[Extracted data entries]
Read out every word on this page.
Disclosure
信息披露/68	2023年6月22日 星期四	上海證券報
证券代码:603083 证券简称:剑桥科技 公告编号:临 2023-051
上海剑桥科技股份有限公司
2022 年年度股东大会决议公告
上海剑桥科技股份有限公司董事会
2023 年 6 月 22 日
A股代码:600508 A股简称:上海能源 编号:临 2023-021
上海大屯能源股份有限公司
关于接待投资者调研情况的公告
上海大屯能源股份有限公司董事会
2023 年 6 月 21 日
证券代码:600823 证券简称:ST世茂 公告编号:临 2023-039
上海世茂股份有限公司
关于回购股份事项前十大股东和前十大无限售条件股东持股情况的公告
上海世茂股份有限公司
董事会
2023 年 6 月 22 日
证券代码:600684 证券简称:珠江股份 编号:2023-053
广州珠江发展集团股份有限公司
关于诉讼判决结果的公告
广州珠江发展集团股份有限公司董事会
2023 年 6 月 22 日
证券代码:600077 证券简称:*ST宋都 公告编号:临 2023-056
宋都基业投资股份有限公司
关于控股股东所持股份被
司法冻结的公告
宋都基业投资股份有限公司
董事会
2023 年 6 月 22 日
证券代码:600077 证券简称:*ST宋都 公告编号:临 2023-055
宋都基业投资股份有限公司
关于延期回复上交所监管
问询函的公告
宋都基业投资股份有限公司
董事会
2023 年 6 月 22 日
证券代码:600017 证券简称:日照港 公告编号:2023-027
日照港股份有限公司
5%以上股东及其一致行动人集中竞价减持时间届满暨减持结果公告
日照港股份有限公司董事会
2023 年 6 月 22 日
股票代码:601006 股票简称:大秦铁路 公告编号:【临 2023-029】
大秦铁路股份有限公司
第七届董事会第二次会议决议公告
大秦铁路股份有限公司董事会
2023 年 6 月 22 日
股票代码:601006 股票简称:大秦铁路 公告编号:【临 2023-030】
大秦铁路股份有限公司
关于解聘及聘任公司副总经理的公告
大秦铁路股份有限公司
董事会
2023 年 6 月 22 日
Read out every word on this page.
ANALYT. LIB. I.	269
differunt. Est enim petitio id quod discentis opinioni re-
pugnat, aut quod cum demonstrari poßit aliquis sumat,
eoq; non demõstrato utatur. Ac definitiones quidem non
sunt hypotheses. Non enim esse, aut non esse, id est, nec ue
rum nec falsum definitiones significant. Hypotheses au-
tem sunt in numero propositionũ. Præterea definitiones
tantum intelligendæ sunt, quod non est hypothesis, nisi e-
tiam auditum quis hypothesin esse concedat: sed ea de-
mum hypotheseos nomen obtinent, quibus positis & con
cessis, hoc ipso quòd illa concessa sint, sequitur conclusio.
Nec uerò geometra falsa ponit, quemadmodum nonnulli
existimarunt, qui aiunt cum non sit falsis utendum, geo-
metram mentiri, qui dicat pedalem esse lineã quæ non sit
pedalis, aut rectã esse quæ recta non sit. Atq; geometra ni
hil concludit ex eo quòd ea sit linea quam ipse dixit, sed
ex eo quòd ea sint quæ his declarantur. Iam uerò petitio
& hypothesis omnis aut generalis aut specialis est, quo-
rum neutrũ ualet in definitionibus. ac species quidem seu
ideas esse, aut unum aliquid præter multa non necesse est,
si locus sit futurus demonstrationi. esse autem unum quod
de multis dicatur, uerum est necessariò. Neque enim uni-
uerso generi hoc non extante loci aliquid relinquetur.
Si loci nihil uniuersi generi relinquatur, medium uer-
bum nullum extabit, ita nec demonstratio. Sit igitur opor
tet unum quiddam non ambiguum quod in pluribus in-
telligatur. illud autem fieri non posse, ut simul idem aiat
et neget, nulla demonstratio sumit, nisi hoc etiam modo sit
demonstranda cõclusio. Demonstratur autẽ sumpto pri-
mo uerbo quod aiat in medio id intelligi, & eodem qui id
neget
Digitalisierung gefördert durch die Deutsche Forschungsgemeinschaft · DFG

▶ GOAL:
Output all records verbatim.

▶ CORRECT RESULT:
Read out every word on this page.
Disclosure
信息披露/68	2023年6月22日 星期四	上海證券報
证券代码:603083 证券简称:剑桥科技 公告编号:临 2023-051
上海剑桥科技股份有限公司
2022 年年度股东大会决议公告
上海剑桥科技股份有限公司董事会
2023 年 6 月 22 日
A股代码:600508 A股简称:上海能源 编号:临 2023-021
上海大屯能源股份有限公司
关于接待投资者调研情况的公告
上海大屯能源股份有限公司董事会
2023 年 6 月 21 日
证券代码:600823 证券简称:ST世茂 公告编号:临 2023-039
上海世茂股份有限公司
关于回购股份事项前十大股东和前十大无限售条件股东持股情况的公告
上海世茂股份有限公司
董事会
2023 年 6 月 22 日
证券代码:600684 证券简称:珠江股份 编号:2023-053
广州珠江发展集团股份有限公司
关于诉讼判决结果的公告
广州珠江发展集团股份有限公司董事会
2023 年 6 月 22 日
证券代码:600077 证券简称:*ST宋都 公告编号:临 2023-056
宋都基业投资股份有限公司
关于控股股东所持股份被
司法冻结的公告
宋都基业投资股份有限公司
董事会
2023 年 6 月 22 日
证券代码:600077 证券简称:*ST宋都 公告编号:临 2023-055
宋都基业投资股份有限公司
关于延期回复上交所监管
问询函的公告
宋都基业投资股份有限公司
董事会
2023 年 6 月 22 日
证券代码:600017 证券简称:日照港 公告编号:2023-027
日照港股份有限公司
5%以上股东及其一致行动人集中竞价减持时间届满暨减持结果公告
日照港股份有限公司董事会
2023 年 6 月 22 日
股票代码:601006 股票简称:大秦铁路 公告编号:【临 2023-029】
大秦铁路股份有限公司
第七届董事会第二次会议决议公告
大秦铁路股份有限公司董事会
2023 年 6 月 22 日
股票代码:601006 股票简称:大秦铁路 公告编号:【临 2023-030】
大秦铁路股份有限公司
关于解聘及聘任公司副总经理的公告
大秦铁路股份有限公司
董事会
2023 年 6 月 22 日
Read out every word on this page.
ANALYT. LIB. I.	269
differunt. Est enim petitio id quod discentis opinioni re-
pugnat, aut quod cum demonstrari poßit aliquis sumat,
eoq; non demõstrato utatur. Ac definitiones quidem non
sunt hypotheses. Non enim esse, aut non esse, id est, nec ue
rum nec falsum definitiones significant. Hypotheses au-
tem sunt in numero propositionũ. Præterea definitiones
tantum intelligendæ sunt, quod non est hypothesis, nisi e-
tiam auditum quis hypothesin esse concedat: sed ea de-
mum hypotheseos nomen obtinent, quibus positis & con
cessis, hoc ipso quòd illa concessa sint, sequitur conclusio.
Nec uerò geometra falsa ponit, quemadmodum nonnulli
existimarunt, qui aiunt cum non sit falsis utendum, geo-
metram mentiri, qui dicat pedalem esse lineã quæ non sit
pedalis, aut rectã esse quæ recta non sit. Atq; geometra ni
hil concludit ex eo quòd ea sit linea quam ipse dixit, sed
ex eo quòd ea sint quæ his declarantur. Iam uerò petitio
& hypothesis omnis aut generalis aut specialis est, quo-
rum neutrũ ualet in definitionibus. ac species quidem seu
ideas esse, aut unum aliquid præter multa non necesse est,
si locus sit futurus demonstrationi. esse autem unum quod
de multis dicatur, uerum est necessariò. Neque enim uni-
uerso generi hoc non extante loci aliquid relinquetur.
Si loci nihil uniuersi generi relinquatur, medium uer-
bum nullum extabit, ita nec demonstratio. Sit igitur opor
tet unum quiddam non ambiguum quod in pluribus in-
telligatur. illud autem fieri non posse, ut simul idem aiat
et neget, nulla demonstratio sumit, nisi hoc etiam modo sit
demonstranda cõclusio. Demonstratur autẽ sumpto pri-
mo uerbo quod aiat in medio id intelligi, & eodem qui id
neget
Digitalisierung gefördert durch die Deutsche Forschungsgemeinschaft · DFG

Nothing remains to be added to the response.